[Supplied material]:
::::::::

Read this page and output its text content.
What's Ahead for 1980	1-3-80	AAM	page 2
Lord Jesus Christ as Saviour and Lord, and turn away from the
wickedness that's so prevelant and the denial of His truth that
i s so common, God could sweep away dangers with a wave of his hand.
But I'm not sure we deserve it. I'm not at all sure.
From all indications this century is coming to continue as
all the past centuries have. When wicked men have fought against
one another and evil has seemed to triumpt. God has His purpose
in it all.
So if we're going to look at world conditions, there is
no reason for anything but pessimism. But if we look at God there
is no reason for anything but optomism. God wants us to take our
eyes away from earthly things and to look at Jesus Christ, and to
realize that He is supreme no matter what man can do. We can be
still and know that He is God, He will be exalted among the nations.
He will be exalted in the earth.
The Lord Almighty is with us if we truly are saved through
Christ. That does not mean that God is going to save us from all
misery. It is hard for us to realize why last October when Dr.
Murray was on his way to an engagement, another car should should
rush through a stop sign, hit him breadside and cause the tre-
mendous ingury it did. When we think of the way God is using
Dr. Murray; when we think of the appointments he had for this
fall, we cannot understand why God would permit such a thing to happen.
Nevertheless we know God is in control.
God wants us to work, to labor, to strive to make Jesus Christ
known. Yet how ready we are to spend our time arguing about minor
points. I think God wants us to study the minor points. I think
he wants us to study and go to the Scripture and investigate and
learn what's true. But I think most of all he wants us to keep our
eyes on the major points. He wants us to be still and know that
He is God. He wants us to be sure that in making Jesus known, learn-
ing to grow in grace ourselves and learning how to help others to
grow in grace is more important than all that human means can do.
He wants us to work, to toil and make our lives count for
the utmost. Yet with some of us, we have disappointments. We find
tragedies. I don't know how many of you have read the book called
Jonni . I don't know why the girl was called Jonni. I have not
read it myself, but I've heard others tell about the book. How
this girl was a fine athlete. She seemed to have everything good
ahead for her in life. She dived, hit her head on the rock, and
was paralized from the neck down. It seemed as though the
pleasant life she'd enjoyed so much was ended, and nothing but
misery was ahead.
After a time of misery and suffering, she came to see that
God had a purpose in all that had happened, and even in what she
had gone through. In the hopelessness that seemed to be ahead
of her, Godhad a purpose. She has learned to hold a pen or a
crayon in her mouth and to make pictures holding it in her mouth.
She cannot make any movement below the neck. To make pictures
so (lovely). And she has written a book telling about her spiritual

::::::::

Output the entries verbatim.

[Exercise response]:
Read this page and output its text content.
What's Ahead for 1980	1-3-80	AAM	page 2
Lord Jesus Christ as Saviour and Lord, and turn away from the
wickedness that's so prevelant and the denial of His truth that
i s so common, God could sweep away dangers with a wave of his hand.
But I'm not sure we deserve it. I'm not at all sure.
From all indications this century is coming to continue as
all the past centuries have. When wicked men have fought against
one another and evil has seemed to triumpt. God has His purpose
in it all.
So if we're going to look at world conditions, there is
no reason for anything but pessimism. But if we look at God there
is no reason for anything but optomism. God wants us to take our
eyes away from earthly things and to look at Jesus Christ, and to
realize that He is supreme no matter what man can do. We can be
still and know that He is God, He will be exalted among the nations.
He will be exalted in the earth.
The Lord Almighty is with us if we truly are saved through
Christ. That does not mean that God is going to save us from all
misery. It is hard for us to realize why last October when Dr.
Murray was on his way to an engagement, another car should should
rush through a stop sign, hit him breadside and cause the tre-
mendous ingury it did. When we think of the way God is using
Dr. Murray; when we think of the appointments he had for this
fall, we cannot understand why God would permit such a thing to happen.
Nevertheless we know God is in control.
God wants us to work, to labor, to strive to make Jesus Christ
known. Yet how ready we are to spend our time arguing about minor
points. I think God wants us to study the minor points. I think
he wants us to study and go to the Scripture and investigate and
learn what's true. But I think most of all he wants us to keep our
eyes on the major points. He wants us to be still and know that
He is God. He wants us to be sure that in making Jesus known, learn-
ing to grow in grace ourselves and learning how to help others to
grow in grace is more important than all that human means can do.
He wants us to work, to toil and make our lives count for
the utmost. Yet with some of us, we have disappointments. We find
tragedies. I don't know how many of you have read the book called
Jonni . I don't know why the girl was called Jonni. I have not
read it myself, but I've heard others tell about the book. How
this girl was a fine athlete. She seemed to have everything good
ahead for her in life. She dived, hit her head on the rock, and
was paralized from the neck down. It seemed as though the
pleasant life she'd enjoyed so much was ended, and nothing but
misery was ahead.
After a time of misery and suffering, she came to see that
God had a purpose in all that had happened, and even in what she
had gone through. In the hopelessness that seemed to be ahead
of her, Godhad a purpose. She has learned to hold a pen or a
crayon in her mouth and to make pictures holding it in her mouth.
She cannot make any movement below the neck. To make pictures
so (lovely). And she has written a book telling about her spiritual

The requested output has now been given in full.